DO THIS —
Return each line containing the string "TOTALE".

Dataset records —
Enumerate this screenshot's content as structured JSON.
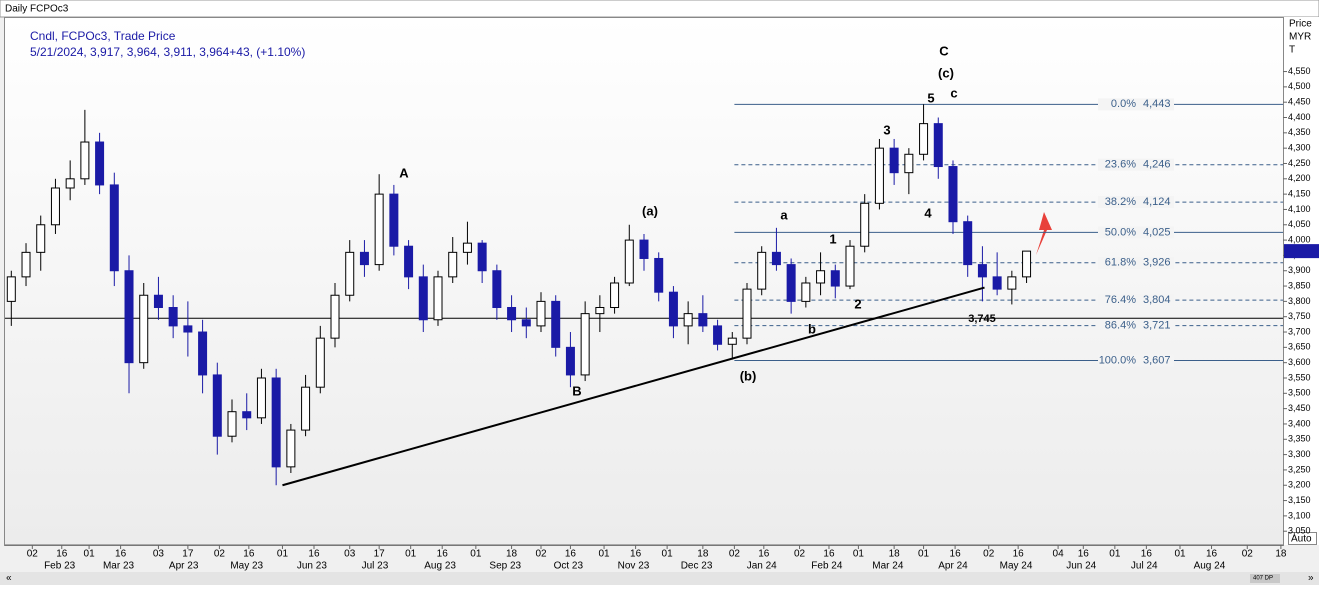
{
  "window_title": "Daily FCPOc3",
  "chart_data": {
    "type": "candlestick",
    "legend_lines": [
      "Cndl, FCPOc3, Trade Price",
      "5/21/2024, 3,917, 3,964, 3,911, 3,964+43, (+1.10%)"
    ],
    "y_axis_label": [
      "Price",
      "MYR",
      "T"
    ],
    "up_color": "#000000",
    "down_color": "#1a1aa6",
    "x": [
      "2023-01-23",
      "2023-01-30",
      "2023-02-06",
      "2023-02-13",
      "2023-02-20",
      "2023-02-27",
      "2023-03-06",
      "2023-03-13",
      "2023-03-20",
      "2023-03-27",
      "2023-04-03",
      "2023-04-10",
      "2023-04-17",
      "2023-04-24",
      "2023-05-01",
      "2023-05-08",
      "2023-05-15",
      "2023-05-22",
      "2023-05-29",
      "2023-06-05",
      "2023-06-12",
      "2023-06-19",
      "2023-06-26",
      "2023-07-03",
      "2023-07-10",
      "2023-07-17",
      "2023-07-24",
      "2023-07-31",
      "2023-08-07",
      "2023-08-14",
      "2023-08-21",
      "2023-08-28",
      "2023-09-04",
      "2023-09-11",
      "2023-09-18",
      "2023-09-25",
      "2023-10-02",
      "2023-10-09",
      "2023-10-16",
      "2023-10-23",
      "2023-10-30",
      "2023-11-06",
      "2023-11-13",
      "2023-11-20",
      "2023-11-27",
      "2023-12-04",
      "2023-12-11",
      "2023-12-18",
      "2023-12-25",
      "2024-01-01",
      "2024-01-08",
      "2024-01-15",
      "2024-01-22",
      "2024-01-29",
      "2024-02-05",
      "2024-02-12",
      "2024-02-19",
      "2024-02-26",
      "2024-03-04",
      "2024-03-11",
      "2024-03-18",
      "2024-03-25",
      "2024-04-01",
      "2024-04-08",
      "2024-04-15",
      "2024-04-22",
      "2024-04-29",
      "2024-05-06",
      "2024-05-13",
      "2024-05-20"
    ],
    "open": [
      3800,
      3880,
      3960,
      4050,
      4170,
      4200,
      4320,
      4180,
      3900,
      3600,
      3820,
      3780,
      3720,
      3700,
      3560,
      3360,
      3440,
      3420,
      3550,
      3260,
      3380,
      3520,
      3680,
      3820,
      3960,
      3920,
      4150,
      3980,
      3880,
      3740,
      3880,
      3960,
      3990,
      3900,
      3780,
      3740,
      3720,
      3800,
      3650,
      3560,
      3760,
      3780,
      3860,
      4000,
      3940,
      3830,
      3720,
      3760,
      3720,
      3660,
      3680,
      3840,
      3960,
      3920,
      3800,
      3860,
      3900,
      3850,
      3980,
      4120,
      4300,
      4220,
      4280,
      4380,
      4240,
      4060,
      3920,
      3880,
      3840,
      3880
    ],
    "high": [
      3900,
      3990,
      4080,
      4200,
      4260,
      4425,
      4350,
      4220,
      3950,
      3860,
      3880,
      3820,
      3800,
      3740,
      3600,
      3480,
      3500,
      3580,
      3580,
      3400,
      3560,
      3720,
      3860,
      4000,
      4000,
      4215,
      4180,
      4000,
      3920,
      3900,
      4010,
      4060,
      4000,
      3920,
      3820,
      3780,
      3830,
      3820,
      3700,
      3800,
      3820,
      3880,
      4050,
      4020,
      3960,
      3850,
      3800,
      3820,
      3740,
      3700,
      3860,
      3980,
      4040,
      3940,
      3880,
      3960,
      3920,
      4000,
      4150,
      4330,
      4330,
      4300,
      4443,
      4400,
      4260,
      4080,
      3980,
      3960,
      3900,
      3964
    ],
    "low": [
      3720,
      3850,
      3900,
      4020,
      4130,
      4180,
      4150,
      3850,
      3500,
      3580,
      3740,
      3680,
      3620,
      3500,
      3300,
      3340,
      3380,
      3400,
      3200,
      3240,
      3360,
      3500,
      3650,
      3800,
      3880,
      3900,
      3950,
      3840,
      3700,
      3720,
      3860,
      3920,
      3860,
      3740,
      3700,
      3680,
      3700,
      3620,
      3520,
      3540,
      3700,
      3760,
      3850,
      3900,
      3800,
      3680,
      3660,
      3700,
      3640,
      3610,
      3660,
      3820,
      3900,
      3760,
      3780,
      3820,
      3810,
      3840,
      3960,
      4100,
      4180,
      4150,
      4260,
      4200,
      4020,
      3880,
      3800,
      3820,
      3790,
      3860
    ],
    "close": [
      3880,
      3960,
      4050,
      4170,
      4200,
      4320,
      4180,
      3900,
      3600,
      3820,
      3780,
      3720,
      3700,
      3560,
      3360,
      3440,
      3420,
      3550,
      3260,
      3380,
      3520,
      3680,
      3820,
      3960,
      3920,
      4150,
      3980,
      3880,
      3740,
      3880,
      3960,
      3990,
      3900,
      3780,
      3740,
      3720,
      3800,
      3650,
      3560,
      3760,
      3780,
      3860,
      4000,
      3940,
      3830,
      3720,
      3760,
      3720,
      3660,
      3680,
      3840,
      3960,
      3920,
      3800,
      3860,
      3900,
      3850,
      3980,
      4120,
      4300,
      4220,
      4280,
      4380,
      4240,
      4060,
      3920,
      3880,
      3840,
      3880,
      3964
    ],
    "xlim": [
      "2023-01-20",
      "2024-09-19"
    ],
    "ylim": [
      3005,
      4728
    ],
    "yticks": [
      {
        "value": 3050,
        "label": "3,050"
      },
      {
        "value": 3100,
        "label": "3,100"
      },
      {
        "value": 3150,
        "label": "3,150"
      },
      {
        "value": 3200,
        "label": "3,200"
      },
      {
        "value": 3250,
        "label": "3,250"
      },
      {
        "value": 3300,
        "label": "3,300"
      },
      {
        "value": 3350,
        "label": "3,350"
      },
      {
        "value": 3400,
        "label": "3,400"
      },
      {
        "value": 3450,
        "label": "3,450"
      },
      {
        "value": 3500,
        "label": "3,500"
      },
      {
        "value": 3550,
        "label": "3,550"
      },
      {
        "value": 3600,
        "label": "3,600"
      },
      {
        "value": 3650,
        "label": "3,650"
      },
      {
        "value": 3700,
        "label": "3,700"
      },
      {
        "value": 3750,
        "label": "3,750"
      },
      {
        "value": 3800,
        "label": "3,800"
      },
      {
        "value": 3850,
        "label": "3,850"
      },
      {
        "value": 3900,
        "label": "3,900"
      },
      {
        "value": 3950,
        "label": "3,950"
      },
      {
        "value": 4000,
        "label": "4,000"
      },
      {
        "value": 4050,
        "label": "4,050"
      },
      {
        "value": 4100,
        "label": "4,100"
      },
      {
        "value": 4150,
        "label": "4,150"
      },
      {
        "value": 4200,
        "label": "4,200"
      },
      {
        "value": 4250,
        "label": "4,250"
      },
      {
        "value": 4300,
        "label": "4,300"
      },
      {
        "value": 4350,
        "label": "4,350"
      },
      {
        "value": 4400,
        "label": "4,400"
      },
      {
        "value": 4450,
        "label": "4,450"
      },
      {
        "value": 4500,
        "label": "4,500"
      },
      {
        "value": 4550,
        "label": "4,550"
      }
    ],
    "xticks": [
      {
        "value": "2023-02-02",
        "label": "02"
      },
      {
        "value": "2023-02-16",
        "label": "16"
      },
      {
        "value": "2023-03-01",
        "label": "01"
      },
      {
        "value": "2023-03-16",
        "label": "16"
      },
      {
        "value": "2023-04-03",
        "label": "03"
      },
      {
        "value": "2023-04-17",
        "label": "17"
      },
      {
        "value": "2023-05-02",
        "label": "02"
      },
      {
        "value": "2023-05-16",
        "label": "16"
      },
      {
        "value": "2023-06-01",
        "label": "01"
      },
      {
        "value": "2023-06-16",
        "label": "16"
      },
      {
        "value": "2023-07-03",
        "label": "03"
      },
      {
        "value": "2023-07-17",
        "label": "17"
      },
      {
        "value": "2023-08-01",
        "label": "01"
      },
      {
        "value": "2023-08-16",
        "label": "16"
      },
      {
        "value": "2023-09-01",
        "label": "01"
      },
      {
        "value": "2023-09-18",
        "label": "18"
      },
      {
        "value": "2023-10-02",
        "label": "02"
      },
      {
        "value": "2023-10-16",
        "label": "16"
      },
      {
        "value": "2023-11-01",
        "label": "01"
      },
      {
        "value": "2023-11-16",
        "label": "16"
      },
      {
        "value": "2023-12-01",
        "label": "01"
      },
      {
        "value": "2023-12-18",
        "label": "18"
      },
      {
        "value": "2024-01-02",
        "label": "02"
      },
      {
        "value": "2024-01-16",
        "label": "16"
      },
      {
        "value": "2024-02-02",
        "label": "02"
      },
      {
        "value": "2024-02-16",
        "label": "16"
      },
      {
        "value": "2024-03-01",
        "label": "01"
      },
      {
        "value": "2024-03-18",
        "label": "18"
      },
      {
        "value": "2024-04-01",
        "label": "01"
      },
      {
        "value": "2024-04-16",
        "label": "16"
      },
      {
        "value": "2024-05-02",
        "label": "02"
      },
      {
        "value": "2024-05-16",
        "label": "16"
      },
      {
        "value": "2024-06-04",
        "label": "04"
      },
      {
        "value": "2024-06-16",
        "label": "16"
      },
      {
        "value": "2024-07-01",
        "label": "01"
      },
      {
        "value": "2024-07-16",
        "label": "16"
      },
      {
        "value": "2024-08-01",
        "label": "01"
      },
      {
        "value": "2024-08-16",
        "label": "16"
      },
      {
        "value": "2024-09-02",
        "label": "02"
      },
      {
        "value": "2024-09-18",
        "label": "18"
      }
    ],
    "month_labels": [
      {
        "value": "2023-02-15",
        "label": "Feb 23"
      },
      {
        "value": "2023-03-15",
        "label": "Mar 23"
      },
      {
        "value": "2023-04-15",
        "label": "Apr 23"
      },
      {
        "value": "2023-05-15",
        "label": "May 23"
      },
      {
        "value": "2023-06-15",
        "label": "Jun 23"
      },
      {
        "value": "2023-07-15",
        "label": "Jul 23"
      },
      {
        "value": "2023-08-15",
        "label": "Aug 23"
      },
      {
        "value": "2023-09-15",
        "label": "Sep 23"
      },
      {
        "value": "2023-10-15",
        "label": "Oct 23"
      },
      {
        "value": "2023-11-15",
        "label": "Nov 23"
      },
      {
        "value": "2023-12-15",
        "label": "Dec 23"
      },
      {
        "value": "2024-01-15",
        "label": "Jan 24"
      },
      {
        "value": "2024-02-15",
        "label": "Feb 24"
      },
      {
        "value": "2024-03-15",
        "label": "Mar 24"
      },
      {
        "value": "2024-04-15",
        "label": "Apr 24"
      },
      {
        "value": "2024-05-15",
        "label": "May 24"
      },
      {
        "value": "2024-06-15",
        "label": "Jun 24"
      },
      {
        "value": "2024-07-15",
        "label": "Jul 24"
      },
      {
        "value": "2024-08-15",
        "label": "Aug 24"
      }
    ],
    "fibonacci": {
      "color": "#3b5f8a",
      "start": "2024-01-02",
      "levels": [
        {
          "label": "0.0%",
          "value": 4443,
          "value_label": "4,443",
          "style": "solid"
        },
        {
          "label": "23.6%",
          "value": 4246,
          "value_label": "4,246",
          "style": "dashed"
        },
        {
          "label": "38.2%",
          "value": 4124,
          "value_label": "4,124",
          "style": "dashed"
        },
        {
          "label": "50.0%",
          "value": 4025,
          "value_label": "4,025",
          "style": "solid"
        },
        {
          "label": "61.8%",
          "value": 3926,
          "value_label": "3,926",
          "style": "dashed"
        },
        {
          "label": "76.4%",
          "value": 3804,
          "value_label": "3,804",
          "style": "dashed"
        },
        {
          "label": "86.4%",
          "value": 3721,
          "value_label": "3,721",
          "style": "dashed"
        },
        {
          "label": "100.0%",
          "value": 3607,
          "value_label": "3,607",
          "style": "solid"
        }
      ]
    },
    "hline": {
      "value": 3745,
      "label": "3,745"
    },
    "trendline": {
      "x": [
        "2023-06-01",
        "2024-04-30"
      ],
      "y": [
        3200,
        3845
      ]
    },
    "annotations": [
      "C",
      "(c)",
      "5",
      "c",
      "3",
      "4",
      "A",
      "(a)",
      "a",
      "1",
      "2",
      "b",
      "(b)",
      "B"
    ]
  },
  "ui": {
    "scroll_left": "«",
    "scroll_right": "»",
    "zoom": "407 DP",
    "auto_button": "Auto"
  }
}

---

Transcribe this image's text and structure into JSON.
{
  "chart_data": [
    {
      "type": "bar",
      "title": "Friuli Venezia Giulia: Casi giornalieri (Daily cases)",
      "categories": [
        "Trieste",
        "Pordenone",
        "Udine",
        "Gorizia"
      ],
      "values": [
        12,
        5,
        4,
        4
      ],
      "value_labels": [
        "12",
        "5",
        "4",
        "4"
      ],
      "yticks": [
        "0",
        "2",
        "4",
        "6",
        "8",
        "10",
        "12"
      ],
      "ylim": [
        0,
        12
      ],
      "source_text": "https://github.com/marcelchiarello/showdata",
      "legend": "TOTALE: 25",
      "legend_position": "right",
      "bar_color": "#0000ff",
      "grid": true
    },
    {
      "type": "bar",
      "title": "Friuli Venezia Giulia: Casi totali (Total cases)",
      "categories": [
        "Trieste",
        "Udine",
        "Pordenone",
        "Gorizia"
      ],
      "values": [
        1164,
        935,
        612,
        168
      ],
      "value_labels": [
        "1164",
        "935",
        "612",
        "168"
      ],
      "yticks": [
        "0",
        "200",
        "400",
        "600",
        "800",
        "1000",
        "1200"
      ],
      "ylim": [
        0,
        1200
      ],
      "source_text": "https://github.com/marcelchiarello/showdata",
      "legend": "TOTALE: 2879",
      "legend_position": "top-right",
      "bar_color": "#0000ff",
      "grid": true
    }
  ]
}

...

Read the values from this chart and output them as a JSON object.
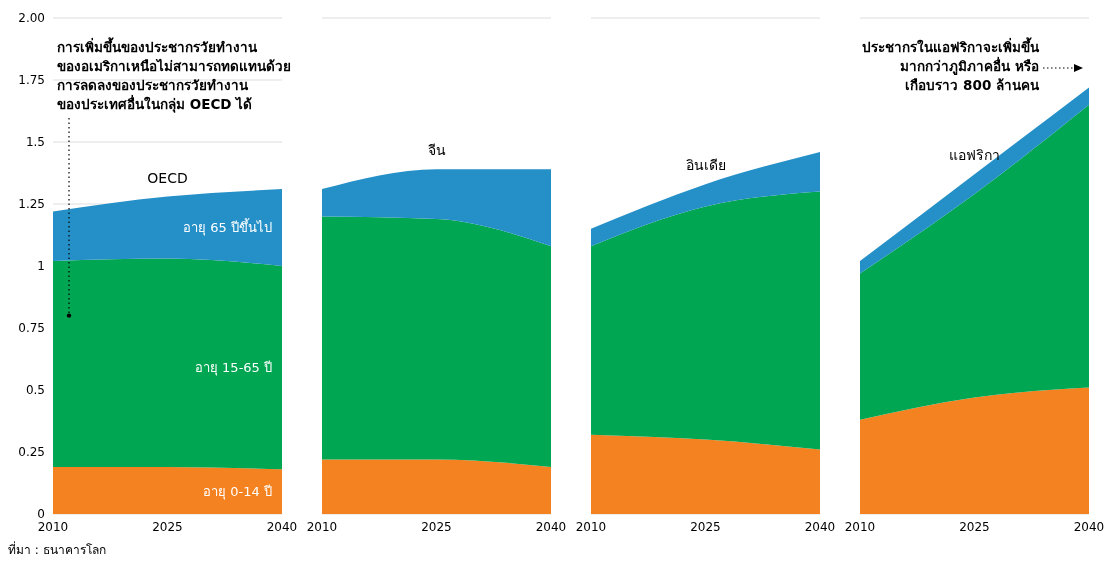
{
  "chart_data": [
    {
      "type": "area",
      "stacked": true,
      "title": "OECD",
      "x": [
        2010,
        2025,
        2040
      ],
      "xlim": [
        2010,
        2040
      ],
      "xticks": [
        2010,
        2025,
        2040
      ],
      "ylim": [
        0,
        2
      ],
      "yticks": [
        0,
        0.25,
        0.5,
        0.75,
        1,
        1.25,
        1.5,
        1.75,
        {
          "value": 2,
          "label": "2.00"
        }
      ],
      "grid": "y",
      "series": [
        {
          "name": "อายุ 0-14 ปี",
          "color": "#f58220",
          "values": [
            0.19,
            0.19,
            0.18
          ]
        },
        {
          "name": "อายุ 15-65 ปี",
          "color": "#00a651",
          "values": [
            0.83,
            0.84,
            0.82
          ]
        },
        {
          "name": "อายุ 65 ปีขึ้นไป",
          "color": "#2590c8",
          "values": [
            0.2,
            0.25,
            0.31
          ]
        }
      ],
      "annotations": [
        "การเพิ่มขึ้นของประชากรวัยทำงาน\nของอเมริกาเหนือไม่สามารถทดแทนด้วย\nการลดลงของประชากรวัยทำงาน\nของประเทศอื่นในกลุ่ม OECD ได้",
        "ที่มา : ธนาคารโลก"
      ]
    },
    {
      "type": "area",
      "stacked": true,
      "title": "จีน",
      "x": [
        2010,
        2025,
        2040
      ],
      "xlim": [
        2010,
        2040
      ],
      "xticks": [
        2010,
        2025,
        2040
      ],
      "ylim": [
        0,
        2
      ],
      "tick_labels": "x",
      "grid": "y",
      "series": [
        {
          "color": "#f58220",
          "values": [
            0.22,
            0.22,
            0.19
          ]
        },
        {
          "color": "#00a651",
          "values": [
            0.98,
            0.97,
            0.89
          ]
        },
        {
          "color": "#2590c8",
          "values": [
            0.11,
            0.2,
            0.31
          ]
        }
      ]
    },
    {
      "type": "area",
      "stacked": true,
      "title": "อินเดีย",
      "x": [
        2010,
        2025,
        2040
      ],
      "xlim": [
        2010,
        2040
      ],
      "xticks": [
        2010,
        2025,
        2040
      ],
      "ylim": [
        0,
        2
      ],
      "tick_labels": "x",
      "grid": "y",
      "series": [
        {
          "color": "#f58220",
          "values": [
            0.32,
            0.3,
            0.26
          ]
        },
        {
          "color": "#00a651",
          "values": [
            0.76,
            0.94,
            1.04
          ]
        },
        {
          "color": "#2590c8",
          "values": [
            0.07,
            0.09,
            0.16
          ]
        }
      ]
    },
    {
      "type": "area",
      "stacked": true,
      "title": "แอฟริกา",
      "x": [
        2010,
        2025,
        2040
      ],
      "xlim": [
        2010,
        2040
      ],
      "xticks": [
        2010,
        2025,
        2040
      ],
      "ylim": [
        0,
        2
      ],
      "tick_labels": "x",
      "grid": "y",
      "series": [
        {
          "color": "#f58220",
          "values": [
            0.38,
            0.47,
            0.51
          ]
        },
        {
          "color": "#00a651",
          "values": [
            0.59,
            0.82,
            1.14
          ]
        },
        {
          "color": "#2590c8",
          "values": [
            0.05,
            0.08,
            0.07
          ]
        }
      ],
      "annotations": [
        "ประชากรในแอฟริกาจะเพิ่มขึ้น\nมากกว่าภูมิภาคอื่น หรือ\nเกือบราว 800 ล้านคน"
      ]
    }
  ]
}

ANSWER BELOW —
      "legend": "TOTALE: 25",
      "legend": "TOTALE: 2879",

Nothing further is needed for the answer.